ROWS ->
+ + + +

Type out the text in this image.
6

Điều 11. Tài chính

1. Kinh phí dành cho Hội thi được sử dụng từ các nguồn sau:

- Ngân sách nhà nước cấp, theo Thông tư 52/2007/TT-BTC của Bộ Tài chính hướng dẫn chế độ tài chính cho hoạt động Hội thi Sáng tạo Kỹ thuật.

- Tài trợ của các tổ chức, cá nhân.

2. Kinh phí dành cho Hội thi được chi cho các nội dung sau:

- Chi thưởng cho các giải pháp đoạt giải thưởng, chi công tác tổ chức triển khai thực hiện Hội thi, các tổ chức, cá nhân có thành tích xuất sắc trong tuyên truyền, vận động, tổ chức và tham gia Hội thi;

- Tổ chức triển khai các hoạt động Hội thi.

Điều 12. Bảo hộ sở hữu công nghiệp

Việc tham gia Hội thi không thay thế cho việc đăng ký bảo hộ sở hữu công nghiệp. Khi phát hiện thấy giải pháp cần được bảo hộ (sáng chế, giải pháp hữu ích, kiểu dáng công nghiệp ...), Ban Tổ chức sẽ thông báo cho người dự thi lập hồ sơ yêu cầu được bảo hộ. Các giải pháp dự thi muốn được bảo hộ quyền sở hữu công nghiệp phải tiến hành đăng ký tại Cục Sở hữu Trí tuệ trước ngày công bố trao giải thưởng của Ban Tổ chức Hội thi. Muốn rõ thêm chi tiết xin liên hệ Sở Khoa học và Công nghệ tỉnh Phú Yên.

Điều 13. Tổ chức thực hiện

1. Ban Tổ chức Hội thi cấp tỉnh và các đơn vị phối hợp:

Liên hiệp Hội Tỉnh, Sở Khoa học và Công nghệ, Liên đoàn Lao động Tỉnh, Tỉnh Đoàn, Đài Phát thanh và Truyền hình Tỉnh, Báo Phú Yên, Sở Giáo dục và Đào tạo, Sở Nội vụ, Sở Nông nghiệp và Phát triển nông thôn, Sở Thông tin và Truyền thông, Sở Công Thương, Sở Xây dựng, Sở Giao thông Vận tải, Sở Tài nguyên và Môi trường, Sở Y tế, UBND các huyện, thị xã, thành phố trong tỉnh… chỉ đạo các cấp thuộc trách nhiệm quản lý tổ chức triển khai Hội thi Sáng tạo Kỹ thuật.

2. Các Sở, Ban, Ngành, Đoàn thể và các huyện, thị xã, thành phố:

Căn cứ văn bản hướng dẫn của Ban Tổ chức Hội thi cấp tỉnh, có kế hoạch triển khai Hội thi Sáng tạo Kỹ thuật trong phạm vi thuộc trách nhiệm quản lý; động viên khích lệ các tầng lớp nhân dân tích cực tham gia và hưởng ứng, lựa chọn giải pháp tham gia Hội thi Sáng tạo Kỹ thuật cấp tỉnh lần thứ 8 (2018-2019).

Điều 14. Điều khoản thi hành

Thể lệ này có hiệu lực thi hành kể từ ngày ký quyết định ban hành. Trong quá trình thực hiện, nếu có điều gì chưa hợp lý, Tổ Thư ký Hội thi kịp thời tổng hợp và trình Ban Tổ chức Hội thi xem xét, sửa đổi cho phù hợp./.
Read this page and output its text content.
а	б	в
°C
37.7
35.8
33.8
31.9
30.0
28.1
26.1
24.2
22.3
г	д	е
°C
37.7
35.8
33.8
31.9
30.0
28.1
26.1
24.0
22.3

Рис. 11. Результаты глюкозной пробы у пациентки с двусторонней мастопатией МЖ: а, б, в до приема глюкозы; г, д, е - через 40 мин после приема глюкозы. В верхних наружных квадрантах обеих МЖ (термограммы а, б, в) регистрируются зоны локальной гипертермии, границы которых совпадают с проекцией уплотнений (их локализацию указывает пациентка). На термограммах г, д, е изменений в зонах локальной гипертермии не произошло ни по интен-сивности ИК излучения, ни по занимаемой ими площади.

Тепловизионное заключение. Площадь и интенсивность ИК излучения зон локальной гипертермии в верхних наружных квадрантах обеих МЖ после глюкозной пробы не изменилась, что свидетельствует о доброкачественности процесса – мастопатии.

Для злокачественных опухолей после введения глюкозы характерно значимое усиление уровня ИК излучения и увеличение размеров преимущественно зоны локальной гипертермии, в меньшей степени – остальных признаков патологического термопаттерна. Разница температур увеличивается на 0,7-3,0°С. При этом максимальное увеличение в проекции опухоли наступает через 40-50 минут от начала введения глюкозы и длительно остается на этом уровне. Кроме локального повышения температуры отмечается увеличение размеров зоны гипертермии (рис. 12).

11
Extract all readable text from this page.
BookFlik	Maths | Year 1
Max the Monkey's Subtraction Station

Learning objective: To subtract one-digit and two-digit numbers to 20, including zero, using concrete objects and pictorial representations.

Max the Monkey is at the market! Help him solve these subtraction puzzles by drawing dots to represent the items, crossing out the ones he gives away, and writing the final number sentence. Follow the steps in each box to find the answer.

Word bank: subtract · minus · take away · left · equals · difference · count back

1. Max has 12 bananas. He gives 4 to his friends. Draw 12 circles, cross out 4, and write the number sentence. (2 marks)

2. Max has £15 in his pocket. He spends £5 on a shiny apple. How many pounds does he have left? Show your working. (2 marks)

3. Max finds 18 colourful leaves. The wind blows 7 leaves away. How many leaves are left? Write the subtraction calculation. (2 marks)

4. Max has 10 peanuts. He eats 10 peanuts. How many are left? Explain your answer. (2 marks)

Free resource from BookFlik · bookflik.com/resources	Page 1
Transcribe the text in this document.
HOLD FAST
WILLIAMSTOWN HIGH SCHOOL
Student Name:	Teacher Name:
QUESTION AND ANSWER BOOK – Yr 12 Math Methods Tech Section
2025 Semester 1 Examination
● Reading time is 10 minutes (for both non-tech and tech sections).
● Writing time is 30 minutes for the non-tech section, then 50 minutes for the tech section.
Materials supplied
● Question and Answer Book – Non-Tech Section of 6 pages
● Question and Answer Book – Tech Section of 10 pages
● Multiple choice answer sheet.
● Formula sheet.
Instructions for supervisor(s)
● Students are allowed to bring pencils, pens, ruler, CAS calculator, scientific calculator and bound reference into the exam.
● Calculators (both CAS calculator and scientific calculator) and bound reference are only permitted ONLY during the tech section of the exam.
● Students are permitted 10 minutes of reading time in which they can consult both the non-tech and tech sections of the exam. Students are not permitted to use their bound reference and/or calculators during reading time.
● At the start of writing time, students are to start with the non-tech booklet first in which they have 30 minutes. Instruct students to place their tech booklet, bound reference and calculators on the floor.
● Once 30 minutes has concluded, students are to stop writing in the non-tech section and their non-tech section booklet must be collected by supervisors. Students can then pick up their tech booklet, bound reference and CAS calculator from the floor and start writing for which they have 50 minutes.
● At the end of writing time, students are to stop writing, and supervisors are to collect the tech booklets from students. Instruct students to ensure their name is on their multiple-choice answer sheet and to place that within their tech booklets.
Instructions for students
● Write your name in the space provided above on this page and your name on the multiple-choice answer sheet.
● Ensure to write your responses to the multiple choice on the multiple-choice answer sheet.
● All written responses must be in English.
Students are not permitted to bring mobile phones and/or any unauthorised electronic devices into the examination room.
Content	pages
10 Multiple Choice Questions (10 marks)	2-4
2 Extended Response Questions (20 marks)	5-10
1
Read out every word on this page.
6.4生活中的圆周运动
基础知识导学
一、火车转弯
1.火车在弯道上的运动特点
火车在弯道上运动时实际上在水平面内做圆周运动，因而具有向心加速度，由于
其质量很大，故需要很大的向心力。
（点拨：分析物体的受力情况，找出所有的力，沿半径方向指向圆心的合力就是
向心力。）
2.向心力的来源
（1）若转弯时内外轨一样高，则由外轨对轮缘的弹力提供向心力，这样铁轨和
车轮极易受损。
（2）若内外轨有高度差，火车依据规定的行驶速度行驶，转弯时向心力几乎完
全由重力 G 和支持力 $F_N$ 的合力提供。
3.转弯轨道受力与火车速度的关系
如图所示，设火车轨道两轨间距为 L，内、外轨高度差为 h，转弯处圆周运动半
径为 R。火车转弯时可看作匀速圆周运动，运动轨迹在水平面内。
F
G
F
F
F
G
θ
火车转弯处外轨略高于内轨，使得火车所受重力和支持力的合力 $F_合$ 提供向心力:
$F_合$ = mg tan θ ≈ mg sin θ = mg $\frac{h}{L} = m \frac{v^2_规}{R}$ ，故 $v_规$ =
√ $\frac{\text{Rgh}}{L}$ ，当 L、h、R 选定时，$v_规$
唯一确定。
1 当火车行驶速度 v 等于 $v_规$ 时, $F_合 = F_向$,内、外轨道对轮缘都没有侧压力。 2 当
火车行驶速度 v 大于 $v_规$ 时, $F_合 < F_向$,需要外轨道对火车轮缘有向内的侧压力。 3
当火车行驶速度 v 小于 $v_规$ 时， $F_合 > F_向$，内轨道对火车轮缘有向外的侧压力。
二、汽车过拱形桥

+ + + +

TASK TO COMPLETE -> Say how many lines above contain the string "into". Answer with the number only.

ANSWER -> 2